• [WHAT THE TASK REQUIRES]
Note each line where "Windows" appears, and copy it.

• [GIVEN DATA]
— BEGIN —

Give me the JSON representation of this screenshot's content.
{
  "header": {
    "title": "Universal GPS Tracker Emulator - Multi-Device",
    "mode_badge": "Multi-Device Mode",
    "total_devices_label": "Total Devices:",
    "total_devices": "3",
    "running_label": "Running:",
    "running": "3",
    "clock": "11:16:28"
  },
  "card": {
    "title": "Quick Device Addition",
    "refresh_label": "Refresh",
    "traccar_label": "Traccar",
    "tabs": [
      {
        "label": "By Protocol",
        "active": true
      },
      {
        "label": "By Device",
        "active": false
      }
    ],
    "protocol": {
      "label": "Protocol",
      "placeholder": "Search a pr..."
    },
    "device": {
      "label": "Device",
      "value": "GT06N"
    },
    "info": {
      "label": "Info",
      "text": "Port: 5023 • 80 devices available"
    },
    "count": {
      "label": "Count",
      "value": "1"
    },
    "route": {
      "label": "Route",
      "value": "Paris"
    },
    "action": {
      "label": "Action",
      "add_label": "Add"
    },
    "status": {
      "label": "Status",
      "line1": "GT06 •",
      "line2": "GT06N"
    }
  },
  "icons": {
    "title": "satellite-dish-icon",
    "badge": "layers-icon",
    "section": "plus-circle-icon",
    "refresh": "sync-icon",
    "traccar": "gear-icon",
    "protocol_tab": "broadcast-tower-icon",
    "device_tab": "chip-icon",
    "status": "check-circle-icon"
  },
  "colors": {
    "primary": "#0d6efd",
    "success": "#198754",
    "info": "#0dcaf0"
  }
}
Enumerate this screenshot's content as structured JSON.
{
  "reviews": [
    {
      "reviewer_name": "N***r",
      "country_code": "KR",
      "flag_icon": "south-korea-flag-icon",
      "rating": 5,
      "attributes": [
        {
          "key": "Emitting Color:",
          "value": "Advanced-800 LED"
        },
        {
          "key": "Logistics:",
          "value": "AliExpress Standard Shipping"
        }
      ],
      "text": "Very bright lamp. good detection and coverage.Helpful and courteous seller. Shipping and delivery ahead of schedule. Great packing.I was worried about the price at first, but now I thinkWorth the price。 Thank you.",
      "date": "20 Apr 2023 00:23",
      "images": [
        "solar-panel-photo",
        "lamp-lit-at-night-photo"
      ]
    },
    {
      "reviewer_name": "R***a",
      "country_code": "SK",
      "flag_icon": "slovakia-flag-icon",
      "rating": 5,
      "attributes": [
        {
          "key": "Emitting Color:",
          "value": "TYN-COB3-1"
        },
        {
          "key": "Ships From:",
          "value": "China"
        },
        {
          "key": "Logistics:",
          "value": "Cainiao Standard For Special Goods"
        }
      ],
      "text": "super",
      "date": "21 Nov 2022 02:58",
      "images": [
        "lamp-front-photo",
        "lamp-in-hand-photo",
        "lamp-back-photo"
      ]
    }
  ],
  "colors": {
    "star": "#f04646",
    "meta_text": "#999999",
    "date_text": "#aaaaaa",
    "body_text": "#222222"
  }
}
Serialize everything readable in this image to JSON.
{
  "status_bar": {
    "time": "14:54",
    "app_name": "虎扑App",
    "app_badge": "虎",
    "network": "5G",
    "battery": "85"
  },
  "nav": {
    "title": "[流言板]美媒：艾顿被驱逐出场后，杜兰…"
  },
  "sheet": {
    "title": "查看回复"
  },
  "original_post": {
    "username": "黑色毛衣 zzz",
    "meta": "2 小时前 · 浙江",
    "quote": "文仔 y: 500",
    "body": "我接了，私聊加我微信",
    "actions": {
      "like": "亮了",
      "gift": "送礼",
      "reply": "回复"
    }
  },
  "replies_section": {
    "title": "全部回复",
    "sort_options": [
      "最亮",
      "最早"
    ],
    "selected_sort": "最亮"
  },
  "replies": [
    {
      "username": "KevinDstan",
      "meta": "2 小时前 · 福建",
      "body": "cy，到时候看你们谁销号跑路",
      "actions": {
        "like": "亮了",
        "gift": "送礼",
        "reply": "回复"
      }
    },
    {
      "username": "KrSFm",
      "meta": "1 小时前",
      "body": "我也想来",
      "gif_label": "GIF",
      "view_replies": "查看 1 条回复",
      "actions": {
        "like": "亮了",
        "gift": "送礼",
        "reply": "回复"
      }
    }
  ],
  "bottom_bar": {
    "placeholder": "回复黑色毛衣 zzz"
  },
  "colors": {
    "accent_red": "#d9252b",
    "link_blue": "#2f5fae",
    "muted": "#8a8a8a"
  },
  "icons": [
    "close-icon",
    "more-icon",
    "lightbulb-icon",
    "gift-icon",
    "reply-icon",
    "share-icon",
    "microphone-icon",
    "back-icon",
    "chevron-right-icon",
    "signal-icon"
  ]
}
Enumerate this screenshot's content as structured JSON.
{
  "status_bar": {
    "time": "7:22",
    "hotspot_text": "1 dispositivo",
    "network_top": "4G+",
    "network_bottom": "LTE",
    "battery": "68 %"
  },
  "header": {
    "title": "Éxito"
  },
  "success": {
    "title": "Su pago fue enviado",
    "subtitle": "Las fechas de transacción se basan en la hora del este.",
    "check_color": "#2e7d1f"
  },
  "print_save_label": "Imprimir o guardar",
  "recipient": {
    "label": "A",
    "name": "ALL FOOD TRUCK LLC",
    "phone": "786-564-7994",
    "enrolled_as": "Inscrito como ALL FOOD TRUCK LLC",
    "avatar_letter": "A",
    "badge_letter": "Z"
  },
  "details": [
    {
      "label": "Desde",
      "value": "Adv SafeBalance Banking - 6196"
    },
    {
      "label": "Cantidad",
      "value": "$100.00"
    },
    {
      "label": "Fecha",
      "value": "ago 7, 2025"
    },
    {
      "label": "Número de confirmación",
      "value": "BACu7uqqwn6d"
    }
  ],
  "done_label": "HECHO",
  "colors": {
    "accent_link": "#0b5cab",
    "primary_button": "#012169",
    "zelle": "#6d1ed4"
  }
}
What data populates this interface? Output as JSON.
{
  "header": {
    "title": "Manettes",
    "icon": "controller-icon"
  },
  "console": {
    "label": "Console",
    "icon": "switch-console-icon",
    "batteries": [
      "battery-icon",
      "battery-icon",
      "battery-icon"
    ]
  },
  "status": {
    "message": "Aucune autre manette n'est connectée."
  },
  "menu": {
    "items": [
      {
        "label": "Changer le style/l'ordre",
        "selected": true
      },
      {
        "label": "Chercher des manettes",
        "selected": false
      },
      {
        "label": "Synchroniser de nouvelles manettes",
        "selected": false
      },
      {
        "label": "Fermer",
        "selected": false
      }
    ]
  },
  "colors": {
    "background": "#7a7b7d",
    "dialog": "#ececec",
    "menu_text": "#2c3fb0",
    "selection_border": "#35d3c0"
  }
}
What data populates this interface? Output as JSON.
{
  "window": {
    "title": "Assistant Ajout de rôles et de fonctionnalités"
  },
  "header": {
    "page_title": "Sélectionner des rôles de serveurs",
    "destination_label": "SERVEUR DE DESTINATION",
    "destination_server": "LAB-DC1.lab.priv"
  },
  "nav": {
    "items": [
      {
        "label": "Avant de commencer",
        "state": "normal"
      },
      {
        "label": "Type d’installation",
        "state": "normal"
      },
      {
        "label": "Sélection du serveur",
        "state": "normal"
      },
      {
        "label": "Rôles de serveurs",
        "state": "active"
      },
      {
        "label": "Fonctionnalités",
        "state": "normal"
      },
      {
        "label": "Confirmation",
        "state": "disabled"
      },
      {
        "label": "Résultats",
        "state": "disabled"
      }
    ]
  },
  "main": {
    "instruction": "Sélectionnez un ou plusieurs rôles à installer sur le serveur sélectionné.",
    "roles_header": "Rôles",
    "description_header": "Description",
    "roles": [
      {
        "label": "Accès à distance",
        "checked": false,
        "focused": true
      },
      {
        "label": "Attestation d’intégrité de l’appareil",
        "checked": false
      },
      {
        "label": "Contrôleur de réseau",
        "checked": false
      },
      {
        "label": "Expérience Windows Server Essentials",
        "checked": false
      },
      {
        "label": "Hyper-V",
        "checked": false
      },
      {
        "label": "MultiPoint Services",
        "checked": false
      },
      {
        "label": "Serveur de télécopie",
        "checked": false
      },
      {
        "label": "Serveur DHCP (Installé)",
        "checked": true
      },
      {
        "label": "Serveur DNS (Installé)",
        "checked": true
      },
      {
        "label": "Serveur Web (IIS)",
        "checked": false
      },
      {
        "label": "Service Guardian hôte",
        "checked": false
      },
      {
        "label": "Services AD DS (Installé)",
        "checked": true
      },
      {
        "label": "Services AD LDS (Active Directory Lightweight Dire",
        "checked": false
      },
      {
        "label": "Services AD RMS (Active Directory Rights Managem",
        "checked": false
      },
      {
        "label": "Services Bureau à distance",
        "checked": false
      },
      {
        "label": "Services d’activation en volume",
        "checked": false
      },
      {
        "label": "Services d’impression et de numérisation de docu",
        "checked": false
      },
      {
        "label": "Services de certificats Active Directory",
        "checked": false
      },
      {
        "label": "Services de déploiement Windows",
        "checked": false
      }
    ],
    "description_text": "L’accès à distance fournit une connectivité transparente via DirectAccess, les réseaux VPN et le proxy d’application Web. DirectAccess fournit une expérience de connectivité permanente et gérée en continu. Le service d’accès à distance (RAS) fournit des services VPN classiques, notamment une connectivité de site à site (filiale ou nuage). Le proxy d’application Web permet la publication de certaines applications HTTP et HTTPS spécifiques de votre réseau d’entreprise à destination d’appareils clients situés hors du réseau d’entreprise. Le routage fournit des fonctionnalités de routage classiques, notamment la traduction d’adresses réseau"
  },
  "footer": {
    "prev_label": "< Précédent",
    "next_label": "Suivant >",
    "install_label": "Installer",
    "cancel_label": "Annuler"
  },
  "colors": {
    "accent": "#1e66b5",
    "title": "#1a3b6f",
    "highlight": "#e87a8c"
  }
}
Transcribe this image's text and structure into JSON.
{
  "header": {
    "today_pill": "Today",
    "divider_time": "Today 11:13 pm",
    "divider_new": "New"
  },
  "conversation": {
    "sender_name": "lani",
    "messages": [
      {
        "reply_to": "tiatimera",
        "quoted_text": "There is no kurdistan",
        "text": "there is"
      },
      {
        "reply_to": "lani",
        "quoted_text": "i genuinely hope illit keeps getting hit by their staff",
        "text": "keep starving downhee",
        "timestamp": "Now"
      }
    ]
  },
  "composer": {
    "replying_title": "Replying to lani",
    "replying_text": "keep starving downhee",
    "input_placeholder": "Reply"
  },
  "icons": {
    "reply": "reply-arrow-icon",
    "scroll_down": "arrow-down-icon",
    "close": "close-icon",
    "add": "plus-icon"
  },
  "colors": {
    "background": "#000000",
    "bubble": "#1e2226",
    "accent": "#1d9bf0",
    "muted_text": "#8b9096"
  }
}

— END —

• [COMPLETED EXERCISE]
        "label": "Expérience Windows Server Essentials",
        "label": "Services de déploiement Windows",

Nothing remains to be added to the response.